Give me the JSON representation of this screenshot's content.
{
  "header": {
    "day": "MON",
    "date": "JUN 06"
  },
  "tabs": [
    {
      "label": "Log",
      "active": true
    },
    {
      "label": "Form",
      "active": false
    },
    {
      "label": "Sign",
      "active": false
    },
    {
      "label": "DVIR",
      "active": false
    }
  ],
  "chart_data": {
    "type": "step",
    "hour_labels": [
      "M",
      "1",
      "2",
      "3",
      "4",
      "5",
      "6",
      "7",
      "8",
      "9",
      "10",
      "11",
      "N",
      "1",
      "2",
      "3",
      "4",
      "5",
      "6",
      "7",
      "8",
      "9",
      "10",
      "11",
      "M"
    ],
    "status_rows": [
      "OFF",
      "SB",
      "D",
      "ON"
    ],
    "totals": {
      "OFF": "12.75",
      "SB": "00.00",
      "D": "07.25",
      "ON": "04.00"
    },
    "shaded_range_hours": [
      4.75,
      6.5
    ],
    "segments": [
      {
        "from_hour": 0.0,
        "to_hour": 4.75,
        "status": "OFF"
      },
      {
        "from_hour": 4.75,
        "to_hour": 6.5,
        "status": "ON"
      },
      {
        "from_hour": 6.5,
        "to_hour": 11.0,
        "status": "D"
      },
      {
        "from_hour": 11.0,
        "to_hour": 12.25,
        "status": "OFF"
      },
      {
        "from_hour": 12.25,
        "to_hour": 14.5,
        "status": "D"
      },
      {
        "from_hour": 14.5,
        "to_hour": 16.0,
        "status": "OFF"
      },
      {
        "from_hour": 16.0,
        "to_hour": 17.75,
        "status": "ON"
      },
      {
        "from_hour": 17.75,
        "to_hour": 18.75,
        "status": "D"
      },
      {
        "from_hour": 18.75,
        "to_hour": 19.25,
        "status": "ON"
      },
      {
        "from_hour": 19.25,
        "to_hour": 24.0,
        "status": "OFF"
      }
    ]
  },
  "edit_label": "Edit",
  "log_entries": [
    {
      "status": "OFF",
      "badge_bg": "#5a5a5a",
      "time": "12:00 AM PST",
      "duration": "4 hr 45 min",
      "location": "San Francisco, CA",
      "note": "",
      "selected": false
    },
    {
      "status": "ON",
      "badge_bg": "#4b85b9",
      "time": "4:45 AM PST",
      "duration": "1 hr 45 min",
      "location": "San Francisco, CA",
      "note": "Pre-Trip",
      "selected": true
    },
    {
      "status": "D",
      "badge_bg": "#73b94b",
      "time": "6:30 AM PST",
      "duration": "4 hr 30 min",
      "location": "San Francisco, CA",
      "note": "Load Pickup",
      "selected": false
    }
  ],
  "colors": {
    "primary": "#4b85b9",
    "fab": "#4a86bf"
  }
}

| Required task |
Check each line above for the string "duration", then copy the ones that have it.

| Problem solution |
      "duration": "4 hr 45 min",
      "duration": "1 hr 45 min",
      "duration": "4 hr 30 min",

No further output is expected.